The problem
Pick out every line of the listing that contains the word "Along" and copy each of those lines.

Listed records
-=-=-

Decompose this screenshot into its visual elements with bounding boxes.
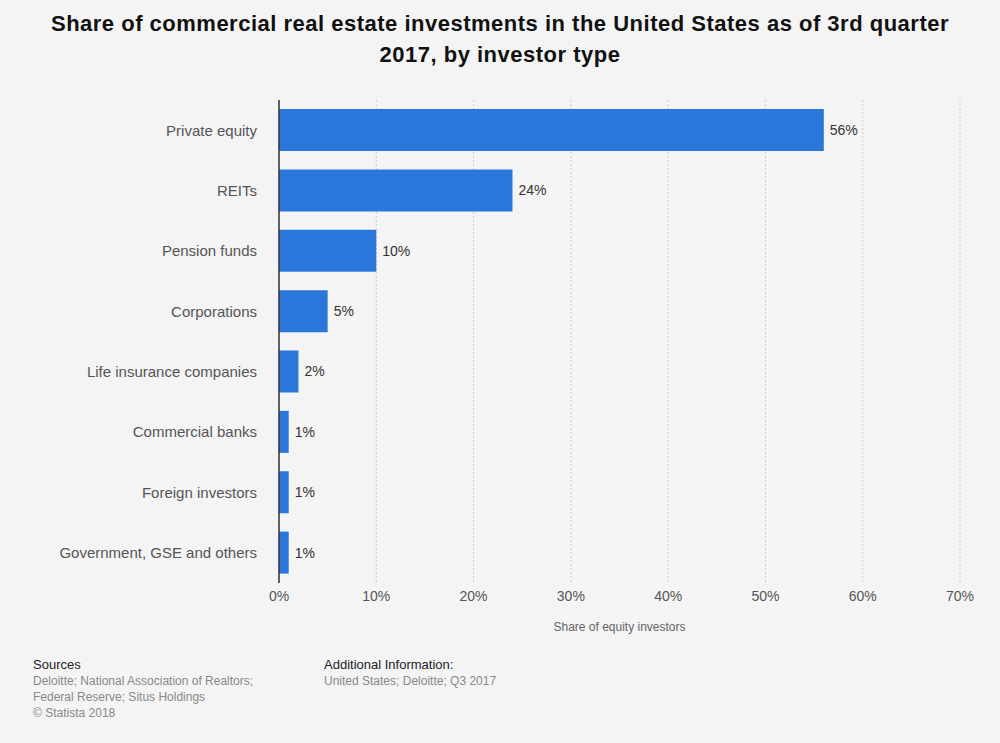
svg-text:10%: 10% [382, 243, 410, 259]
svg-text:Life insurance companies: Life insurance companies [87, 363, 257, 380]
html-text:United States; Deloitte; Q3 20: United States; Deloitte; Q3 2017 [324, 674, 497, 688]
svg-text:20%: 20% [460, 588, 488, 604]
svg-text:56%: 56% [830, 122, 858, 138]
html-text:Additional Information:: Additional Information: [324, 657, 454, 672]
svg-text:0%: 0% [269, 588, 289, 604]
html-text:© Statista 2018: © Statista 2018 [33, 706, 116, 720]
svg-text:2%: 2% [304, 363, 324, 379]
svg-text:Government, GSE and others: Government, GSE and others [59, 544, 257, 561]
svg-text:Private equity: Private equity [166, 122, 257, 139]
svg-text:30%: 30% [557, 588, 585, 604]
svg-text:60%: 60% [849, 588, 877, 604]
svg-text:50%: 50% [751, 588, 779, 604]
svg-text:Foreign investors: Foreign investors [142, 484, 257, 501]
svg-text:1%: 1% [295, 424, 315, 440]
svg-text:5%: 5% [334, 303, 354, 319]
html-text:Deloitte; National Association: Deloitte; National Association of Realto… [33, 674, 254, 688]
svg-text:1%: 1% [295, 545, 315, 561]
html-text:Sources: Sources [33, 657, 81, 672]
svg-text:10%: 10% [362, 588, 390, 604]
svg-text:REITs: REITs [217, 182, 257, 199]
html-text:Share of commercial real estat: Share of commercial real estate investme… [51, 11, 949, 67]
svg-text:1%: 1% [295, 484, 315, 500]
svg-text:Corporations: Corporations [171, 303, 257, 320]
svg-text:Commercial banks: Commercial banks [133, 423, 257, 440]
html-text:Federal Reserve; Situs Holding: Federal Reserve; Situs Holdings [33, 690, 206, 704]
svg-text:40%: 40% [654, 588, 682, 604]
svg-text:Pension funds: Pension funds [162, 242, 257, 259]
svg-text:70%: 70% [946, 588, 974, 604]
svg-text:24%: 24% [518, 182, 546, 198]
svg-text:Share of equity investors: Share of equity investors [553, 620, 685, 634]
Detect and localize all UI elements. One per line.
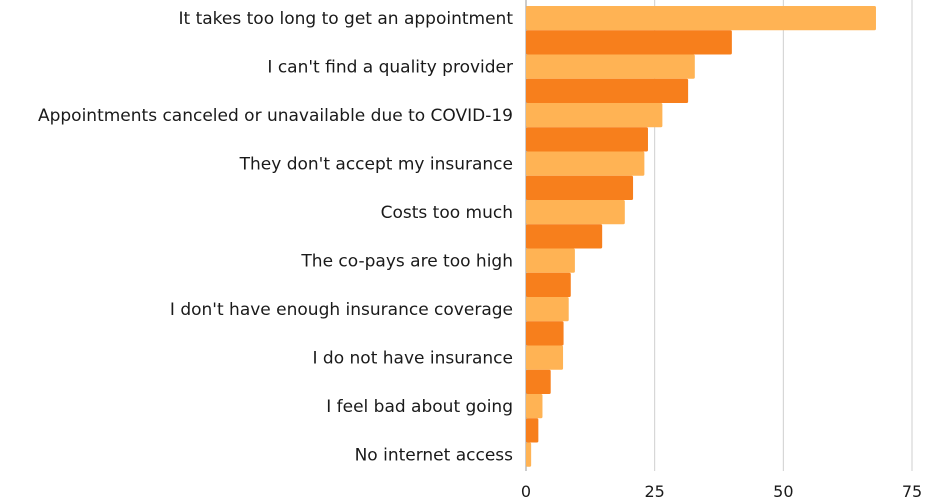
bar-series1 [526,248,575,273]
category-labels: It takes too long to get an appointment I… [38,9,513,466]
x-tick-label: 0 [521,482,531,500]
category-label: The co-pays are too high [300,252,513,272]
bar-series1 [526,297,569,322]
bar-series1 [526,442,532,467]
bar-series1 [526,6,876,31]
bar-series2 [526,30,732,55]
x-tick-label: 75 [902,482,922,500]
x-tick-label: 50 [773,482,793,500]
bar-series2 [526,418,539,443]
bar-series1 [526,151,645,176]
bar-series2 [526,78,689,103]
category-label: I do not have insurance [313,349,514,369]
category-label: They don't accept my insurance [239,155,513,175]
category-label: I feel bad about going [326,397,513,417]
x-axis-tick-labels: 0 25 50 75 [521,482,922,500]
bar-series1 [526,394,543,419]
bar-series2 [526,272,571,297]
bar-series1 [526,54,695,79]
bar-series2 [526,224,603,249]
x-tick-label: 25 [644,482,664,500]
bar-series2 [526,175,634,200]
category-label: I can't find a quality provider [267,58,513,78]
category-label: I don't have enough insurance coverage [170,300,513,320]
bar-series2 [526,321,564,346]
bar-series1 [526,103,663,128]
bars [526,6,876,467]
bar-series2 [526,127,648,152]
bar-series1 [526,345,564,370]
category-label: It takes too long to get an appointment [179,9,514,29]
category-label: Costs too much [381,203,513,223]
bar-series2 [526,369,551,394]
bar-series1 [526,200,625,225]
category-label: Appointments canceled or unavailable due… [38,106,513,126]
category-label: No internet access [355,446,514,466]
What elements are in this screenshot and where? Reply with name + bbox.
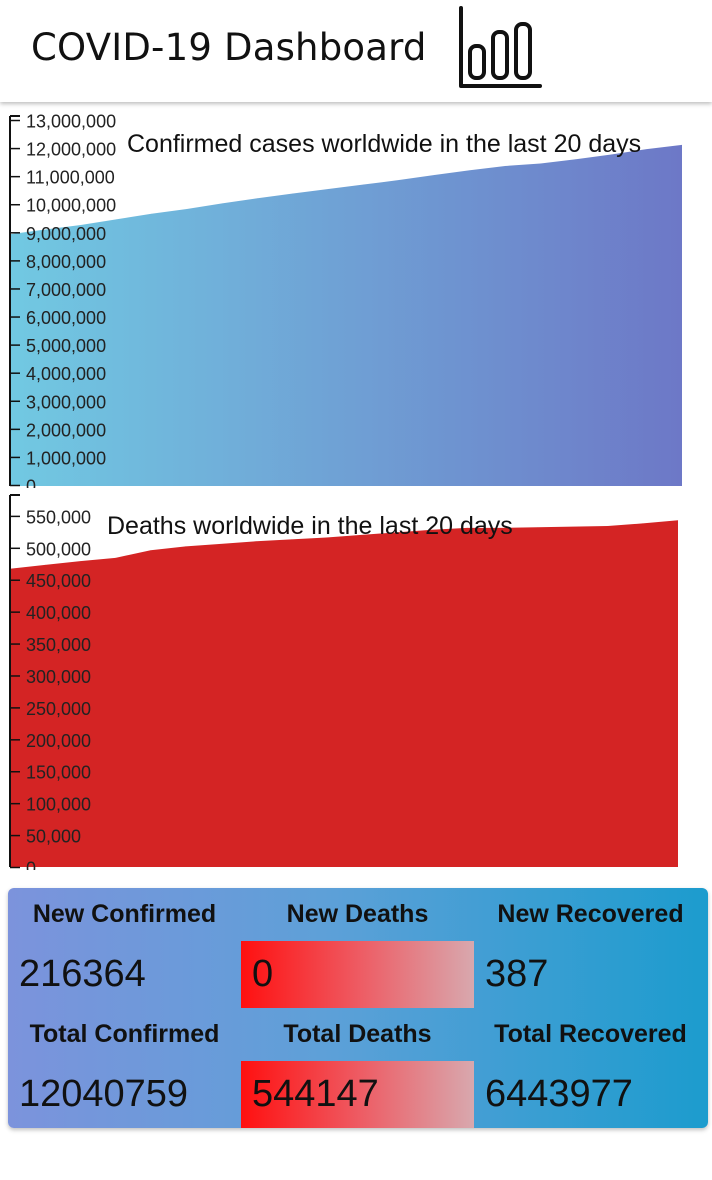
y-tick-label: 0 <box>26 859 36 871</box>
total-confirmed-label: Total Confirmed <box>29 1020 220 1048</box>
series-area <box>10 144 682 486</box>
y-tick-label: 400,000 <box>26 603 91 623</box>
series-area <box>10 520 678 867</box>
y-tick-label: 450,000 <box>26 571 91 591</box>
y-tick-label: 10,000,000 <box>26 196 116 216</box>
y-tick-label: 9,000,000 <box>26 224 106 244</box>
chart-0-svg: 0 1,000,000 2,000,000 3,000,000 4,000,000 5,0… <box>9 112 683 489</box>
y-tick-label: 7,000,000 <box>26 280 106 300</box>
y-tick-label: 2,000,000 <box>26 420 106 440</box>
y-tick-label: 550,000 <box>26 507 91 527</box>
y-tick-label: 350,000 <box>26 635 91 655</box>
new-confirmed-value: 216364 <box>19 953 146 995</box>
y-tick-label: 5,000,000 <box>26 336 106 356</box>
y-tick-label: 8,000,000 <box>26 252 106 272</box>
total-deaths-label: Total Deaths <box>283 1020 432 1048</box>
new-confirmed-label: New Confirmed <box>32 900 217 928</box>
app-bar: COVID-19 Dashboard <box>0 0 712 102</box>
y-tick-label: 3,000,000 <box>26 392 106 412</box>
new-recovered-value: 387 <box>485 953 549 995</box>
y-tick-label: 300,000 <box>26 667 91 687</box>
new-deaths-label: New Deaths <box>286 900 429 928</box>
stats-card: New Confirmed New Deaths New Recovered 2… <box>8 888 708 1128</box>
y-tick-label: 1,000,000 <box>26 448 106 468</box>
confirmed-cases-chart: 0 1,000,000 2,000,000 3,000,000 4,000,000 5,0… <box>0 104 712 488</box>
total-recovered-value: 6443977 <box>485 1073 633 1115</box>
app-title: COVID-19 Dashboard <box>31 26 427 69</box>
chart-title: Confirmed cases worldwide in the last 20… <box>127 130 641 158</box>
y-tick-label: 100,000 <box>26 795 91 815</box>
chart-1-svg: 0 50,000 100,000 150,000 200,000 250,000 300,0… <box>9 494 679 871</box>
new-deaths-value: 0 <box>241 941 474 1008</box>
y-tick-label: 6,000,000 <box>26 308 106 328</box>
y-tick-label: 11,000,000 <box>26 168 115 188</box>
y-tick-label: 13,000,000 <box>26 112 116 132</box>
y-tick-label: 250,000 <box>26 699 91 719</box>
y-tick-label: 200,000 <box>26 731 91 751</box>
y-tick-label: 50,000 <box>26 827 81 847</box>
total-recovered-label: Total Recovered <box>494 1020 687 1048</box>
chart-title: Deaths worldwide in the last 20 days <box>107 512 513 540</box>
y-tick-label: 12,000,000 <box>26 140 116 160</box>
new-recovered-label: New Recovered <box>497 900 684 928</box>
y-tick-label: 0 <box>26 477 36 489</box>
y-tick-label: 150,000 <box>26 763 91 783</box>
bar-chart-icon[interactable] <box>456 6 542 92</box>
deaths-chart: 0 50,000 100,000 150,000 200,000 250,000 300,0… <box>0 490 712 870</box>
total-deaths-value: 544147 <box>241 1061 474 1128</box>
y-tick-label: 500,000 <box>26 539 91 559</box>
total-confirmed-value: 12040759 <box>19 1073 189 1115</box>
y-tick-label: 4,000,000 <box>26 364 106 384</box>
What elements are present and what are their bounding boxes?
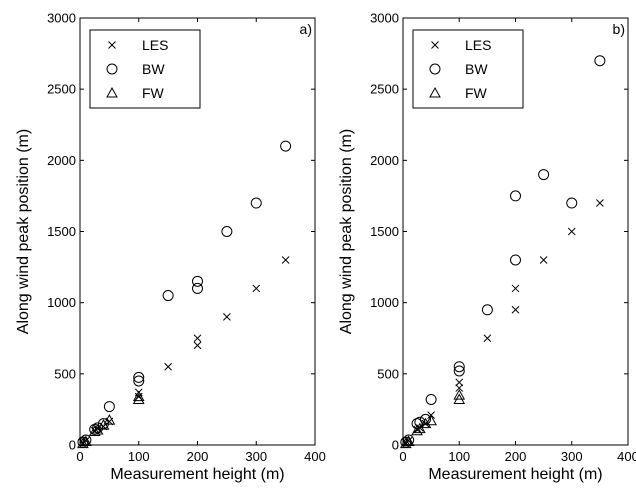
legend-marker-bw	[106, 63, 118, 75]
y-tick-label: 1500	[370, 224, 399, 239]
data-point-bw	[566, 197, 578, 209]
y-tick-label: 0	[69, 438, 76, 453]
data-point-fw	[402, 435, 415, 446]
x-tick-label: 300	[245, 449, 267, 464]
data-point-les	[281, 256, 290, 264]
data-point-les	[455, 384, 464, 392]
y-tick-label: 2500	[47, 82, 76, 97]
data-point-fw	[80, 435, 92, 446]
legend-marker-fw	[429, 86, 441, 98]
legend-label-fw: FW	[142, 85, 165, 101]
x-tick-label: 0	[399, 449, 406, 464]
x-tick-label: 400	[617, 449, 636, 464]
x-tick-label: 200	[505, 449, 527, 464]
data-point-bw	[510, 190, 521, 202]
y-tick-label: 2000	[47, 153, 76, 168]
panel-label: a)	[300, 21, 312, 37]
data-point-fw	[132, 390, 145, 402]
data-point-bw	[192, 275, 203, 287]
data-point-bw	[510, 254, 521, 266]
data-point-bw	[538, 169, 550, 181]
chart-panel-a: 0 100 200 300 400 0 500 1000 1500 2000 2500 3000 Mea…	[15, 11, 326, 484]
y-tick-label: 1000	[47, 295, 76, 310]
data-point-bw	[92, 422, 104, 434]
y-tick-label: 2000	[370, 153, 399, 168]
series-les	[401, 199, 604, 447]
data-point-bw	[414, 416, 426, 428]
legend-label-bw: BW	[465, 61, 488, 77]
x-tick-label: 200	[187, 449, 209, 464]
series-fw	[399, 389, 466, 449]
y-tick-label: 500	[54, 366, 76, 381]
data-point-les	[511, 284, 520, 293]
data-point-les	[223, 313, 231, 321]
chart-panel-b: 0 100 200 300 400 0 500 1000 1500 2000 2500 3000 Mea…	[338, 11, 636, 484]
data-point-les	[164, 362, 172, 371]
data-point-bw	[192, 282, 203, 294]
legend-marker-bw	[429, 63, 441, 75]
data-point-les	[193, 341, 202, 350]
data-point-fw	[419, 417, 432, 429]
series-bw	[400, 55, 606, 448]
data-point-bw	[425, 393, 437, 405]
x-tick-label: 100	[128, 449, 150, 464]
x-tick-label: 100	[448, 449, 470, 464]
y-tick-label: 2500	[370, 82, 399, 97]
data-point-les	[567, 227, 576, 236]
y-axis-label: Along wind peak position (m)	[15, 129, 32, 334]
x-axis-label: Measurement height (m)	[110, 466, 284, 483]
x-axis-label: Measurement height (m)	[428, 466, 602, 483]
panel-label: b)	[613, 21, 625, 37]
data-point-bw	[103, 401, 115, 413]
x-tick-label: 400	[304, 449, 326, 464]
data-point-les	[539, 256, 548, 264]
data-point-fw	[77, 437, 89, 449]
data-point-les	[483, 334, 492, 343]
data-point-bw	[221, 226, 233, 237]
data-point-fw	[399, 437, 412, 449]
data-point-fw	[411, 424, 423, 436]
data-point-les	[511, 305, 520, 314]
legend: LES BW FW	[89, 29, 201, 109]
data-point-bw	[133, 375, 145, 387]
data-point-bw	[280, 140, 292, 152]
data-point-les	[252, 284, 261, 293]
x-tick-label: 0	[76, 449, 83, 464]
data-point-bw	[453, 361, 465, 373]
data-point-fw	[425, 414, 437, 426]
x-tick-label: 300	[561, 449, 583, 464]
y-tick-label: 1500	[47, 224, 76, 239]
y-tick-label: 3000	[370, 11, 399, 26]
data-point-fw	[453, 389, 466, 400]
data-point-bw	[162, 290, 174, 302]
legend-label-fw: FW	[465, 85, 488, 101]
series-bw	[77, 140, 292, 448]
data-point-bw	[481, 304, 493, 316]
data-point-les	[455, 378, 464, 387]
legend-label-les: LES	[142, 37, 168, 53]
legend-marker-les	[108, 41, 116, 49]
y-axis-label: Along wind peak position (m)	[338, 129, 355, 334]
y-tick-label: 1000	[370, 295, 399, 310]
y-tick-label: 0	[392, 438, 399, 453]
legend-marker-fw	[106, 86, 118, 98]
data-point-bw	[420, 413, 431, 425]
data-point-bw	[453, 365, 465, 377]
data-point-bw	[594, 55, 606, 67]
data-point-les	[193, 334, 202, 343]
legend-marker-les	[431, 41, 439, 49]
series-fw	[77, 390, 145, 449]
legend-label-bw: BW	[142, 61, 165, 77]
data-point-les	[596, 199, 604, 207]
legend-label-les: LES	[465, 37, 491, 53]
data-point-bw	[133, 371, 145, 383]
legend: LES BW FW	[412, 29, 524, 109]
data-point-fw	[103, 414, 116, 425]
y-tick-label: 3000	[47, 11, 76, 26]
data-point-bw	[250, 197, 262, 209]
data-point-fw	[88, 425, 101, 436]
data-point-fw	[132, 393, 145, 404]
y-tick-label: 500	[377, 366, 399, 381]
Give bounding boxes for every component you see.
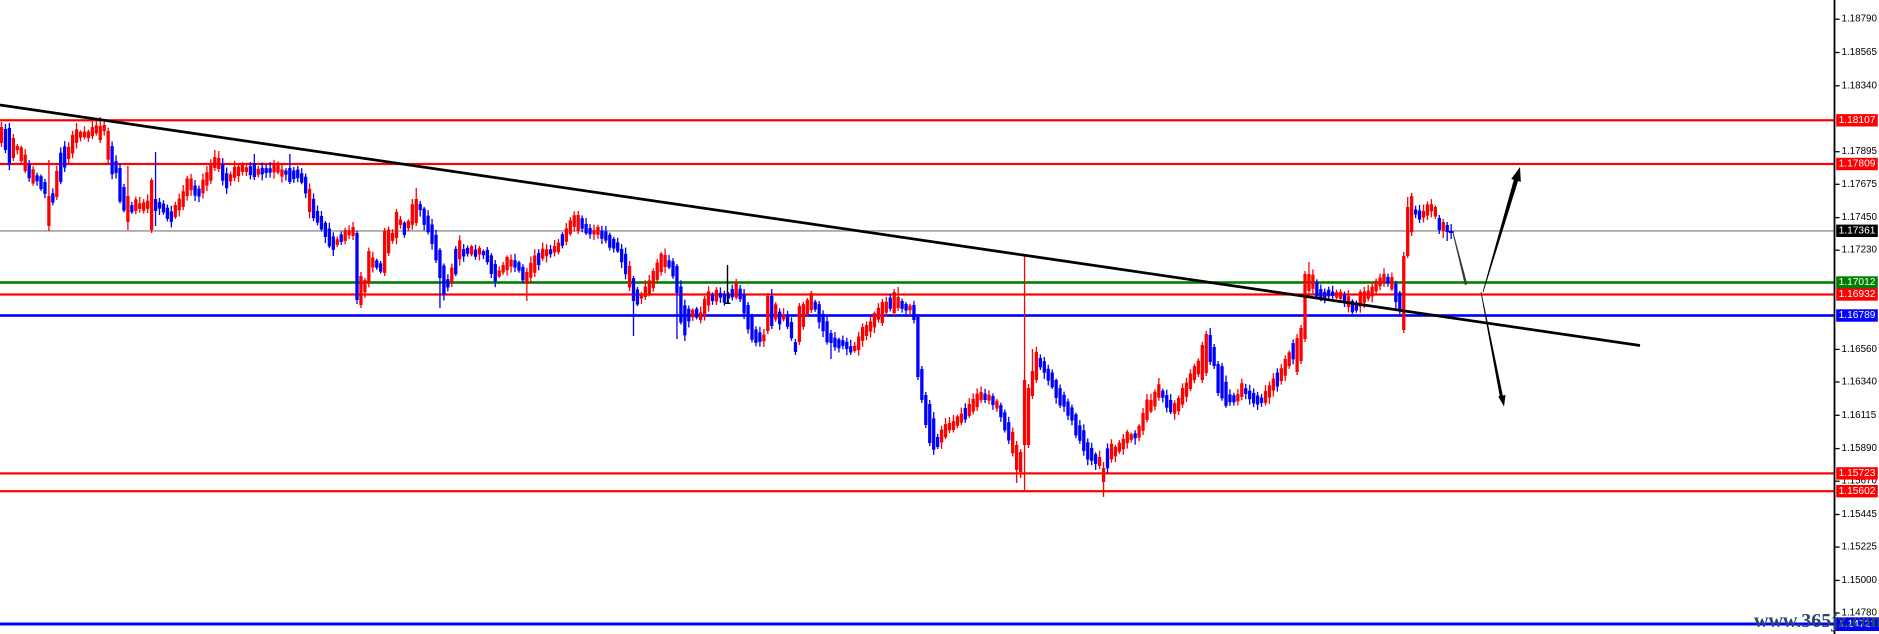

-=-=-

Problem solution
y-axis-label: Along wind peak position (m)	[15, 129, 32, 334]
y-axis-label: Along wind peak position (m)	[338, 129, 355, 334]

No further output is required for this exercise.